** Instructions for the task **
Copy the listing verbatim, excluding any images found in it.

** Given records **

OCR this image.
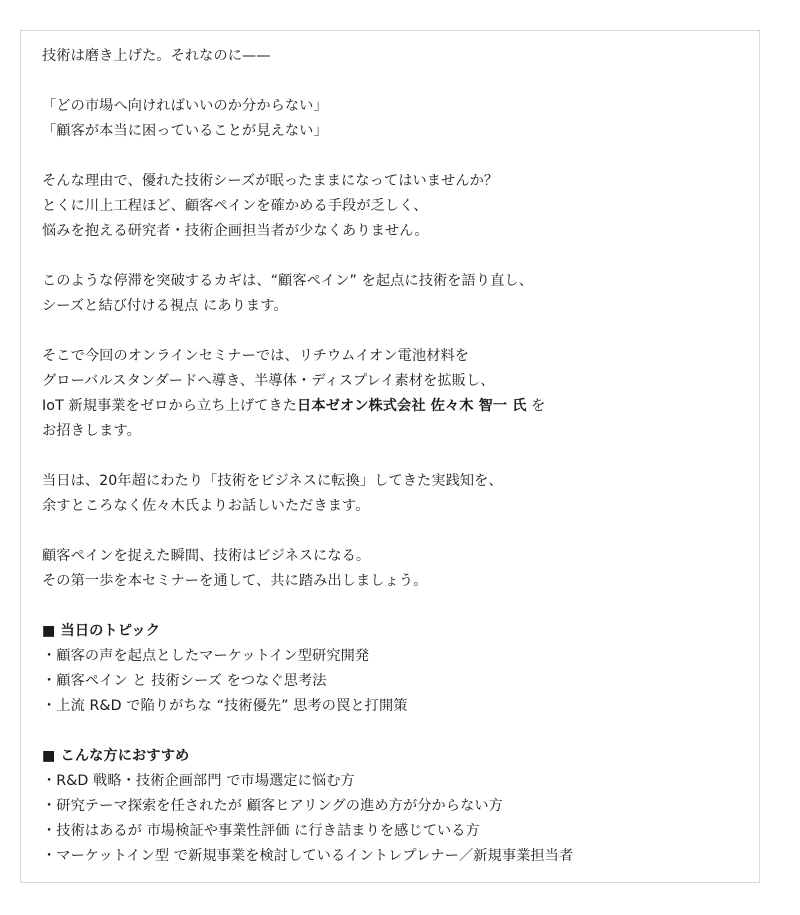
技術は磨き上げた。それなのに——
「どの市場へ向ければいいのか分からない」
「顧客が本当に困っていることが見えない」
そんな理由で、優れた技術シーズが眠ったままになってはいませんか？
とくに川上工程ほど、顧客ペインを確かめる手段が乏しく、
悩みを抱える研究者・技術企画担当者が少なくありません。
このような停滞を突破するカギは、“顧客ペイン” を起点に技術を語り直し、
シーズと結び付ける視点 にあります。
そこで今回のオンラインセミナーでは、リチウムイオン電池材料を
グローバルスタンダードへ導き、半導体・ディスプレイ素材を拡販し、
IoT 新規事業をゼロから立ち上げてきた日本ゼオン株式会社 佐々木 智一 氏 を
お招きします。
当日は、20年超にわたり「技術をビジネスに転換」してきた実践知を、
余すところなく佐々木氏よりお話しいただきます。
顧客ペインを捉えた瞬間、技術はビジネスになる。
その第一歩を本セミナーを通して、共に踏み出しましょう。
■ 当日のトピック
・顧客の声を起点としたマーケットイン型研究開発
・顧客ペイン と 技術シーズ をつなぐ思考法
・上流 R&D で陥りがちな “技術優先” 思考の罠と打開策
■ こんな方におすすめ
・R&D 戦略・技術企画部門 で市場選定に悩む方
・研究テーマ探索を任されたが 顧客ヒアリングの進め方が分からない方
・技術はあるが 市場検証や事業性評価 に行き詰まりを感じている方
・マーケットイン型 で新規事業を検討しているイントレプレナー／新規事業担当者
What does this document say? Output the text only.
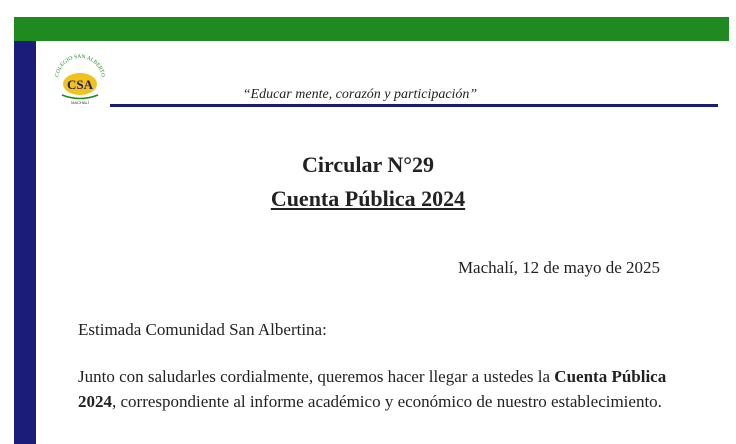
COLEGIO SAN ALBERTO
CSA
MACHALÍ
“Educar mente, corazón y participación”
Circular N°29
Cuenta Pública 2024
Machalí, 12 de mayo de 2025
Estimada Comunidad San Albertina:
Junto con saludarles cordialmente, queremos hacer llegar a ustedes la Cuenta Pública 2024, correspondiente al informe académico y económico de nuestro establecimiento.
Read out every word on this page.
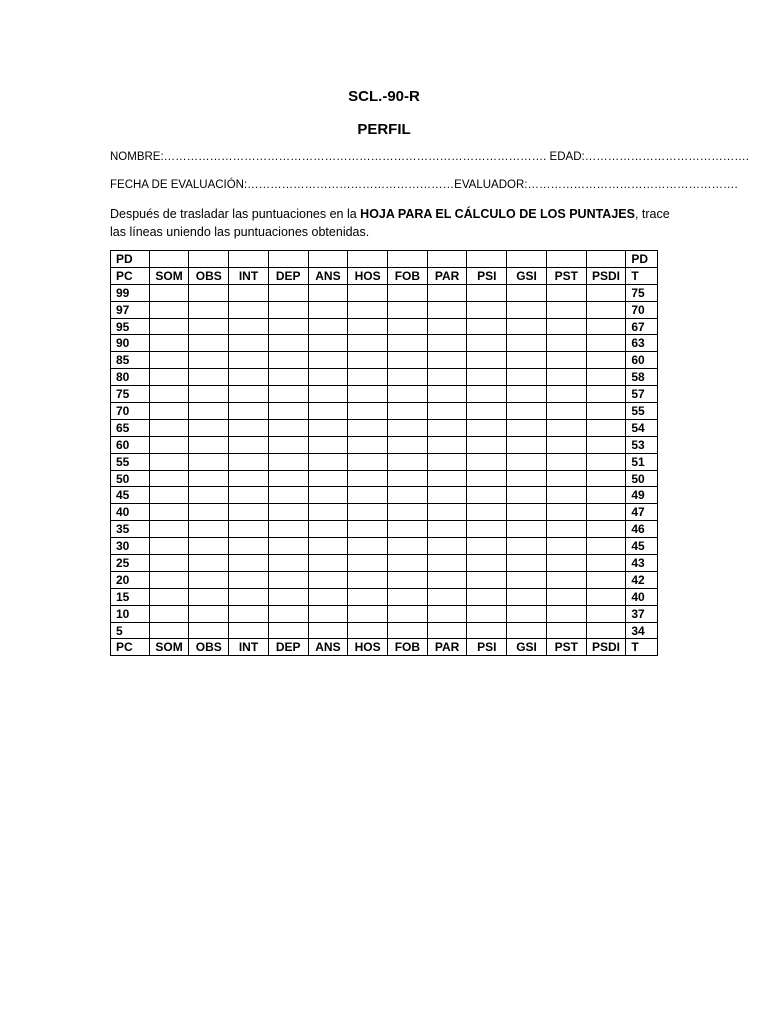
SCL.-90-R
PERFIL
NOMBRE:………………………………………………………………………………………. EDAD:…………………………………….
FECHA DE EVALUACIÓN:………………………………………………EVALUADOR:……………………………………………….
Después de trasladar las puntuaciones en la HOJA PARA EL CÁLCULO DE LOS PUNTAJES, trace las líneas uniendo las puntuaciones obtenidas.
PD													PD
PC	SOM	OBS	INT	DEP	ANS	HOS	FOB	PAR	PSI	GSI	PST	PSDI	T
99													75
97													70
95													67
90													63
85													60
80													58
75													57
70													55
65													54
60													53
55													51
50													50
45													49
40													47
35													46
30													45
25													43
20													42
15													40
10													37
5													34
PC	SOM	OBS	INT	DEP	ANS	HOS	FOB	PAR	PSI	GSI	PST	PSDI	T
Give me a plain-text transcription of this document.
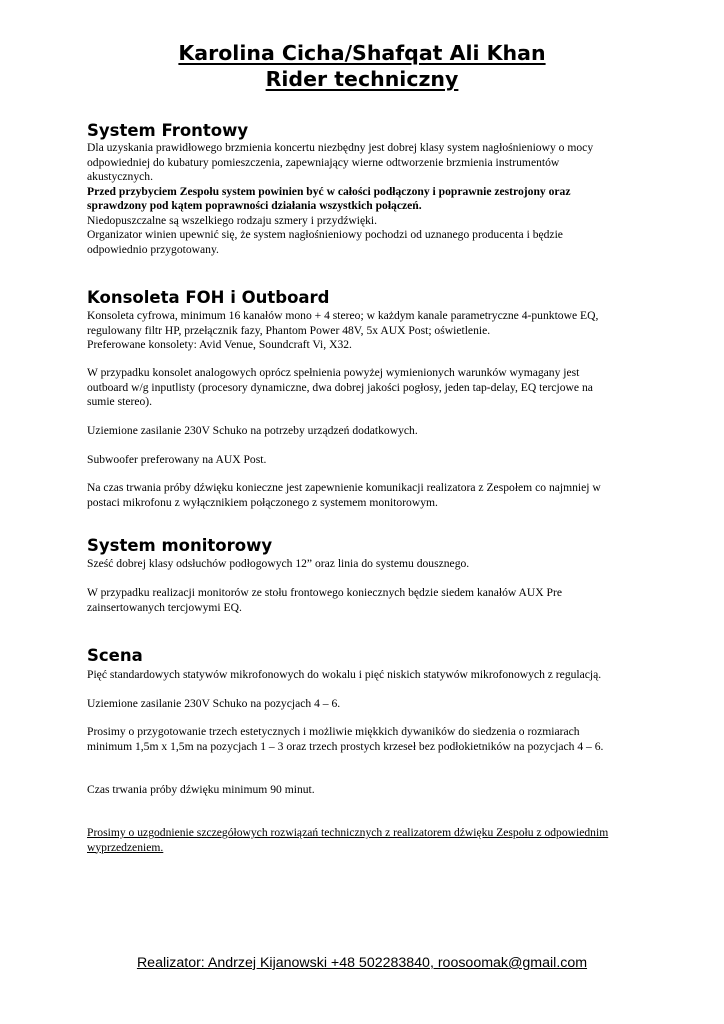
Karolina Cicha/Shafqat Ali Khan
Rider techniczny
System Frontowy
Dla uzyskania prawidłowego brzmienia koncertu niezbędny jest dobrej klasy system nagłośnieniowy o mocy
odpowiedniej do kubatury pomieszczenia, zapewniający wierne odtworzenie brzmienia instrumentów
akustycznych.
Przed przybyciem Zespołu system powinien być w całości podłączony i poprawnie zestrojony oraz
sprawdzony pod kątem poprawności działania wszystkich połączeń.
Niedopuszczalne są wszelkiego rodzaju szmery i przydźwięki.
Organizator winien upewnić się, że system nagłośnieniowy pochodzi od uznanego producenta i będzie
odpowiednio przygotowany.
Konsoleta FOH i Outboard
Konsoleta cyfrowa, minimum 16 kanałów mono + 4 stereo; w każdym kanale parametryczne 4-punktowe EQ,
regulowany filtr HP, przełącznik fazy, Phantom Power 48V, 5x AUX Post; oświetlenie.
Preferowane konsolety: Avid Venue, Soundcraft Vi, X32.
W przypadku konsolet analogowych oprócz spełnienia powyżej wymienionych warunków wymagany jest
outboard w/g inputlisty (procesory dynamiczne, dwa dobrej jakości pogłosy, jeden tap-delay, EQ tercjowe na
sumie stereo).
Uziemione zasilanie 230V Schuko na potrzeby urządzeń dodatkowych.
Subwoofer preferowany na AUX Post.
Na czas trwania próby dźwięku konieczne jest zapewnienie komunikacji realizatora z Zespołem co najmniej w
postaci mikrofonu z wyłącznikiem połączonego z systemem monitorowym.
System monitorowy
Sześć dobrej klasy odsłuchów podłogowych 12” oraz linia do systemu dousznego.
W przypadku realizacji monitorów ze stołu frontowego koniecznych będzie siedem kanałów AUX Pre
zainsertowanych tercjowymi EQ.
Scena
Pięć standardowych statywów mikrofonowych do wokalu i pięć niskich statywów mikrofonowych z regulacją.
Uziemione zasilanie 230V Schuko na pozycjach 4 – 6.
Prosimy o przygotowanie trzech estetycznych i możliwie miękkich dywaników do siedzenia o rozmiarach
minimum 1,5m x 1,5m na pozycjach 1 – 3 oraz trzech prostych krzeseł bez podłokietników na pozycjach 4 – 6.
Czas trwania próby dźwięku minimum 90 minut.
Prosimy o uzgodnienie szczegółowych rozwiązań technicznych z realizatorem dźwięku Zespołu z odpowiednim
wyprzedzeniem.

Realizator: Andrzej Kijanowski +48 502283840, roosoomak@gmail.com
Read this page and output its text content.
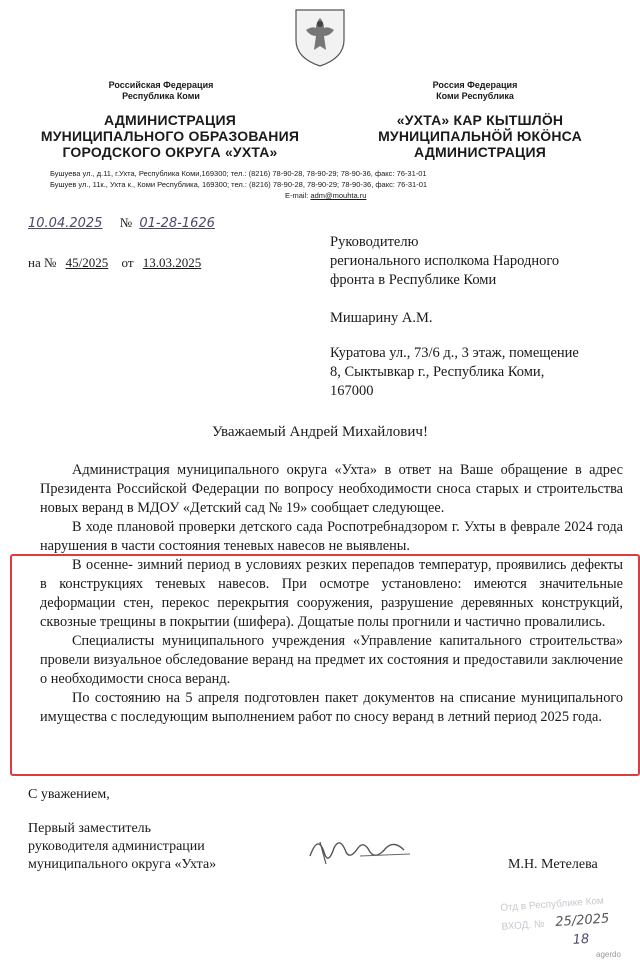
Российская Федерация
Республика Коми
АДМИНИСТРАЦИЯ
МУНИЦИПАЛЬНОГО ОБРАЗОВАНИЯ
ГОРОДСКОГО ОКРУГА «УХТА»
Россия Федерация
Коми Республика
«УХТА» КАР КЫТШЛÖН
МУНИЦИПАЛЬНÖЙ ЮКÖНСА
АДМИНИСТРАЦИЯ
Бушуева ул., д.11, г.Ухта, Республика Коми,169300; тел.: (8216) 78-90-28, 78-90-29; 78-90-36, факс: 76-31-01
Бушуев ул., 11к., Ухта к., Коми Республика, 169300; тел.: (8216) 78-90-28, 78-90-29; 78-90-36, факс: 76-31-01
E-mail: adm@mouhta.ru
10.04.2025 № 01-28-1626
на № 45/2025 от 13.03.2025
Руководителю
регионального исполкома Народного
фронта в Республике Коми
Мишарину А.М.
Куратова ул., 73/6 д., 3 этаж, помещение
8, Сыктывкар г., Республика Коми,
167000
Уважаемый Андрей Михайлович!

Администрация муниципального округа «Ухта» в ответ на Ваше обращение в адрес Президента Российской Федерации по вопросу необходимости сноса старых и строительства новых веранд в МДОУ «Детский сад № 19» сообщает следующее.

В ходе плановой проверки детского сада Роспотребнадзором г. Ухты в феврале 2024 года нарушения в части состояния теневых навесов не выявлены.

В осенне- зимний период в условиях резких перепадов температур, проявились дефекты в конструкциях теневых навесов. При осмотре установлено: имеются значительные деформации стен, перекос перекрытия сооружения, разрушение деревянных конструкций, сквозные трещины в покрытии (шифера). Дощатые полы прогнили и частично провалились.

Специалисты муниципального учреждения «Управление капитального строительства» провели визуальное обследование веранд на предмет их состояния и предоставили заключение о необходимости сноса веранд.

По состоянию на 5 апреля подготовлен пакет документов на списание муниципального имущества с последующим выполнением работ по сносу веранд в летний период 2025 года.

С уважением,
Первый заместитель
руководителя администрации
муниципального округа «Ухта»	М.Н. Метелева
Отд в Республике Ком
ВХОД. № 25/2025
18
agerdo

** Task response **
OCR this image.
技術は磨き上げた。それなのに——
「どの市場へ向ければいいのか分からない」
「顧客が本当に困っていることが見えない」
そんな理由で、優れた技術シーズが眠ったままになってはいませんか？
とくに川上工程ほど、顧客ペインを確かめる手段が乏しく、
悩みを抱える研究者・技術企画担当者が少なくありません。
このような停滞を突破するカギは、“顧客ペイン” を起点に技術を語り直し、
シーズと結び付ける視点 にあります。
そこで今回のオンラインセミナーでは、リチウムイオン電池材料を
グローバルスタンダードへ導き、半導体・ディスプレイ素材を拡販し、
IoT 新規事業をゼロから立ち上げてきた日本ゼオン株式会社 佐々木 智一 氏 を
お招きします。
当日は、20年超にわたり「技術をビジネスに転換」してきた実践知を、
余すところなく佐々木氏よりお話しいただきます。
顧客ペインを捉えた瞬間、技術はビジネスになる。
その第一歩を本セミナーを通して、共に踏み出しましょう。
■ 当日のトピック
・顧客の声を起点としたマーケットイン型研究開発
・顧客ペイン と 技術シーズ をつなぐ思考法
・上流 R&D で陥りがちな “技術優先” 思考の罠と打開策
■ こんな方におすすめ
・R&D 戦略・技術企画部門 で市場選定に悩む方
・研究テーマ探索を任されたが 顧客ヒアリングの進め方が分からない方
・技術はあるが 市場検証や事業性評価 に行き詰まりを感じている方
・マーケットイン型 で新規事業を検討しているイントレプレナー／新規事業担当者
What does this document say? Output the text only.
COLEGIO SAN ALBERTO
CSA
MACHALÍ
“Educar mente, corazón y participación”
Circular N°29
Cuenta Pública 2024
Machalí, 12 de mayo de 2025
Estimada Comunidad San Albertina:
Junto con saludarles cordialmente, queremos hacer llegar a ustedes la Cuenta Pública 2024, correspondiente al informe académico y económico de nuestro establecimiento.
Read out every word on this page.
SCL.-90-R
PERFIL
NOMBRE:………………………………………………………………………………………. EDAD:…………………………………….
FECHA DE EVALUACIÓN:………………………………………………EVALUADOR:……………………………………………….
Después de trasladar las puntuaciones en la HOJA PARA EL CÁLCULO DE LOS PUNTAJES, trace las líneas uniendo las puntuaciones obtenidas.
PD													PD
PC	SOM	OBS	INT	DEP	ANS	HOS	FOB	PAR	PSI	GSI	PST	PSDI	T
99													75
97													70
95													67
90													63
85													60
80													58
75													57
70													55
65													54
60													53
55													51
50													50
45													49
40													47
35													46
30													45
25													43
20													42
15													40
10													37
5													34
PC	SOM	OBS	INT	DEP	ANS	HOS	FOB	PAR	PSI	GSI	PST	PSDI	T
Give me a plain-text transcription of this document.
Karolina Cicha/Shafqat Ali Khan
Rider techniczny
System Frontowy
Dla uzyskania prawidłowego brzmienia koncertu niezbędny jest dobrej klasy system nagłośnieniowy o mocy
odpowiedniej do kubatury pomieszczenia, zapewniający wierne odtworzenie brzmienia instrumentów
akustycznych.
Przed przybyciem Zespołu system powinien być w całości podłączony i poprawnie zestrojony oraz
sprawdzony pod kątem poprawności działania wszystkich połączeń.
Niedopuszczalne są wszelkiego rodzaju szmery i przydźwięki.
Organizator winien upewnić się, że system nagłośnieniowy pochodzi od uznanego producenta i będzie
odpowiednio przygotowany.
Konsoleta FOH i Outboard
Konsoleta cyfrowa, minimum 16 kanałów mono + 4 stereo; w każdym kanale parametryczne 4-punktowe EQ,
regulowany filtr HP, przełącznik fazy, Phantom Power 48V, 5x AUX Post; oświetlenie.
Preferowane konsolety: Avid Venue, Soundcraft Vi, X32.
W przypadku konsolet analogowych oprócz spełnienia powyżej wymienionych warunków wymagany jest
outboard w/g inputlisty (procesory dynamiczne, dwa dobrej jakości pogłosy, jeden tap-delay, EQ tercjowe na
sumie stereo).
Uziemione zasilanie 230V Schuko na potrzeby urządzeń dodatkowych.
Subwoofer preferowany na AUX Post.
Na czas trwania próby dźwięku konieczne jest zapewnienie komunikacji realizatora z Zespołem co najmniej w
postaci mikrofonu z wyłącznikiem połączonego z systemem monitorowym.
System monitorowy
Sześć dobrej klasy odsłuchów podłogowych 12” oraz linia do systemu dousznego.
W przypadku realizacji monitorów ze stołu frontowego koniecznych będzie siedem kanałów AUX Pre
zainsertowanych tercjowymi EQ.
Scena
Pięć standardowych statywów mikrofonowych do wokalu i pięć niskich statywów mikrofonowych z regulacją.
Uziemione zasilanie 230V Schuko na pozycjach 4 – 6.
Prosimy o przygotowanie trzech estetycznych i możliwie miękkich dywaników do siedzenia o rozmiarach
minimum 1,5m x 1,5m na pozycjach 1 – 3 oraz trzech prostych krzeseł bez podłokietników na pozycjach 4 – 6.
Czas trwania próby dźwięku minimum 90 minut.
Prosimy o uzgodnienie szczegółowych rozwiązań technicznych z realizatorem dźwięku Zespołu z odpowiednim
wyprzedzeniem.

Realizator: Andrzej Kijanowski +48 502283840, roosoomak@gmail.com
Read this page and output its text content.
Российская Федерация
Республика Коми
АДМИНИСТРАЦИЯ
МУНИЦИПАЛЬНОГО ОБРАЗОВАНИЯ
ГОРОДСКОГО ОКРУГА «УХТА»
Россия Федерация
Коми Республика
«УХТА» КАР КЫТШЛÖН
МУНИЦИПАЛЬНÖЙ ЮКÖНСА
АДМИНИСТРАЦИЯ
Бушуева ул., д.11, г.Ухта, Республика Коми,169300; тел.: (8216) 78-90-28, 78-90-29; 78-90-36, факс: 76-31-01
Бушуев ул., 11к., Ухта к., Коми Республика, 169300; тел.: (8216) 78-90-28, 78-90-29; 78-90-36, факс: 76-31-01
E-mail: adm@mouhta.ru
10.04.2025 № 01-28-1626
на № 45/2025 от 13.03.2025
Руководителю
регионального исполкома Народного
фронта в Республике Коми
Мишарину А.М.
Куратова ул., 73/6 д., 3 этаж, помещение
8, Сыктывкар г., Республика Коми,
167000
Уважаемый Андрей Михайлович!

Администрация муниципального округа «Ухта» в ответ на Ваше обращение в адрес Президента Российской Федерации по вопросу необходимости сноса старых и строительства новых веранд в МДОУ «Детский сад № 19» сообщает следующее.

В ходе плановой проверки детского сада Роспотребнадзором г. Ухты в феврале 2024 года нарушения в части состояния теневых навесов не выявлены.

В осенне- зимний период в условиях резких перепадов температур, проявились дефекты в конструкциях теневых навесов. При осмотре установлено: имеются значительные деформации стен, перекос перекрытия сооружения, разрушение деревянных конструкций, сквозные трещины в покрытии (шифера). Дощатые полы прогнили и частично провалились.

Специалисты муниципального учреждения «Управление капитального строительства» провели визуальное обследование веранд на предмет их состояния и предоставили заключение о необходимости сноса веранд.

По состоянию на 5 апреля подготовлен пакет документов на списание муниципального имущества с последующим выполнением работ по сносу веранд в летний период 2025 года.

С уважением,
Первый заместитель
руководителя администрации
муниципального округа «Ухта»	М.Н. Метелева
Отд в Республике Ком
ВХОД. № 25/2025
18
agerdo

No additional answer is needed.